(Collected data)
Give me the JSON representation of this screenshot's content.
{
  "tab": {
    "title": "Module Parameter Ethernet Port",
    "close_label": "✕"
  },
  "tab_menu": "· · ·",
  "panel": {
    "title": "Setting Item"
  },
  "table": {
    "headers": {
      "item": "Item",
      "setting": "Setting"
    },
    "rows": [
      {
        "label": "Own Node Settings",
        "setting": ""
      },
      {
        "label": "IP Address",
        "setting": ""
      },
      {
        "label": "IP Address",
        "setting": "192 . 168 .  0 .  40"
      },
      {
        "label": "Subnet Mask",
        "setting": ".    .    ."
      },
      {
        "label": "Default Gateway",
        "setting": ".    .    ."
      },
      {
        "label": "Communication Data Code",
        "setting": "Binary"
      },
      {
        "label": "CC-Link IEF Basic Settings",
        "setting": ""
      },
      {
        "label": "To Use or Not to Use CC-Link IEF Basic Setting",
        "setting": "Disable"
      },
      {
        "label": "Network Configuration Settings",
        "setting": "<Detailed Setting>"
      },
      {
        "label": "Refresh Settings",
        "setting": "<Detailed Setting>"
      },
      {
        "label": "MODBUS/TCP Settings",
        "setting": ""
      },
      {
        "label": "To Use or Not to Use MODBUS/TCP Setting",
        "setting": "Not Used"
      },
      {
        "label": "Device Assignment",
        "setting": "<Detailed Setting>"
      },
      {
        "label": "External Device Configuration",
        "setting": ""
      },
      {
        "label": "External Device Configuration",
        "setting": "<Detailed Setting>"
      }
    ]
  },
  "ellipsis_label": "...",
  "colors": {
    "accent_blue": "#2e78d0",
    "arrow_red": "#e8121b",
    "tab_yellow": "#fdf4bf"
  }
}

— Exercise —
Reproduce every line of the material above exactly.

— Response below —
Give me the JSON representation of this screenshot's content.
{
  "tab": {
    "title": "Module Parameter Ethernet Port",
    "close_label": "✕"
  },
  "tab_menu": "· · ·",
  "panel": {
    "title": "Setting Item"
  },
  "table": {
    "headers": {
      "item": "Item",
      "setting": "Setting"
    },
    "rows": [
      {
        "label": "Own Node Settings",
        "setting": ""
      },
      {
        "label": "IP Address",
        "setting": ""
      },
      {
        "label": "IP Address",
        "setting": "192 . 168 .  0 .  40"
      },
      {
        "label": "Subnet Mask",
        "setting": ".    .    ."
      },
      {
        "label": "Default Gateway",
        "setting": ".    .    ."
      },
      {
        "label": "Communication Data Code",
        "setting": "Binary"
      },
      {
        "label": "CC-Link IEF Basic Settings",
        "setting": ""
      },
      {
        "label": "To Use or Not to Use CC-Link IEF Basic Setting",
        "setting": "Disable"
      },
      {
        "label": "Network Configuration Settings",
        "setting": "<Detailed Setting>"
      },
      {
        "label": "Refresh Settings",
        "setting": "<Detailed Setting>"
      },
      {
        "label": "MODBUS/TCP Settings",
        "setting": ""
      },
      {
        "label": "To Use or Not to Use MODBUS/TCP Setting",
        "setting": "Not Used"
      },
      {
        "label": "Device Assignment",
        "setting": "<Detailed Setting>"
      },
      {
        "label": "External Device Configuration",
        "setting": ""
      },
      {
        "label": "External Device Configuration",
        "setting": "<Detailed Setting>"
      }
    ]
  },
  "ellipsis_label": "...",
  "colors": {
    "accent_blue": "#2e78d0",
    "arrow_red": "#e8121b",
    "tab_yellow": "#fdf4bf"
  }
}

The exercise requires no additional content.